-- START OF Supplied information --

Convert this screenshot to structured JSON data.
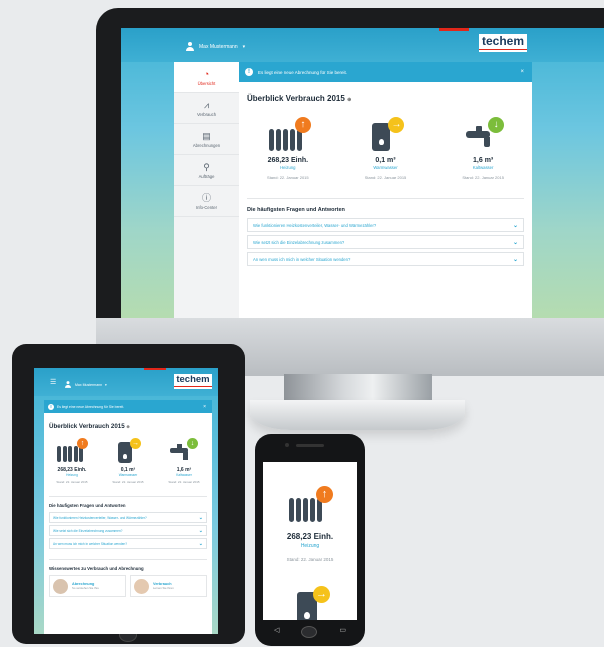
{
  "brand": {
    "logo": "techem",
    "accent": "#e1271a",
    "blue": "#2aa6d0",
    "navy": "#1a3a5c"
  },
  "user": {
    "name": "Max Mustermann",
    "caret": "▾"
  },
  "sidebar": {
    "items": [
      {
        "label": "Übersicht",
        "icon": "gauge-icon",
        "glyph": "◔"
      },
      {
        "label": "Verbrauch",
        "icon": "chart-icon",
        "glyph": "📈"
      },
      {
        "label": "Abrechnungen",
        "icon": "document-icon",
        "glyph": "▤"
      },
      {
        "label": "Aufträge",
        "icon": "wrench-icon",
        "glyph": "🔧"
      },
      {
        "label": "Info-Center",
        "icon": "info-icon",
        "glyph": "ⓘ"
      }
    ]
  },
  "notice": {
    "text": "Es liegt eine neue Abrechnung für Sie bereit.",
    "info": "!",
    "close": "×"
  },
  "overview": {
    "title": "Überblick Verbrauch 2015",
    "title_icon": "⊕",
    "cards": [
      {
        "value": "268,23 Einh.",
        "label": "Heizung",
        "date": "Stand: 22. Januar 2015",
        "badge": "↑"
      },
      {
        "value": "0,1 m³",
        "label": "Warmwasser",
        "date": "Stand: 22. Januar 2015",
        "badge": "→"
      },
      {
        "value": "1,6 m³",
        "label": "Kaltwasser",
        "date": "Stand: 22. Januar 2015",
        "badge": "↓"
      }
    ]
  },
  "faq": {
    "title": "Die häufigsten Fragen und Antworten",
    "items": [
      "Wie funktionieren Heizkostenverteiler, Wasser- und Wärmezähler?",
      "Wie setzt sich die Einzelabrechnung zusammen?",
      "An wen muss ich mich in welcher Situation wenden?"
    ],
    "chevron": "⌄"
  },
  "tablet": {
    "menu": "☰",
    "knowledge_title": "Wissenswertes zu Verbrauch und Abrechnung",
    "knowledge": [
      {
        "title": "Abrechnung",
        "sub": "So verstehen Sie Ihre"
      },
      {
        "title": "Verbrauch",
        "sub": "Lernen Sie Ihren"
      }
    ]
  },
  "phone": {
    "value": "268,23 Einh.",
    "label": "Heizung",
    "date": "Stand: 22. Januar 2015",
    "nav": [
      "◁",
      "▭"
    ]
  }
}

-- END OF Supplied information --

Problem to work on:
Each line in the entries above that includes the string "Verbrauch" should be extracted.

Output below:
        "label": "Verbrauch",
    "title": "Überblick Verbrauch 2015",
    "knowledge_title": "Wissenswertes zu Verbrauch und Abrechnung",
        "title": "Verbrauch",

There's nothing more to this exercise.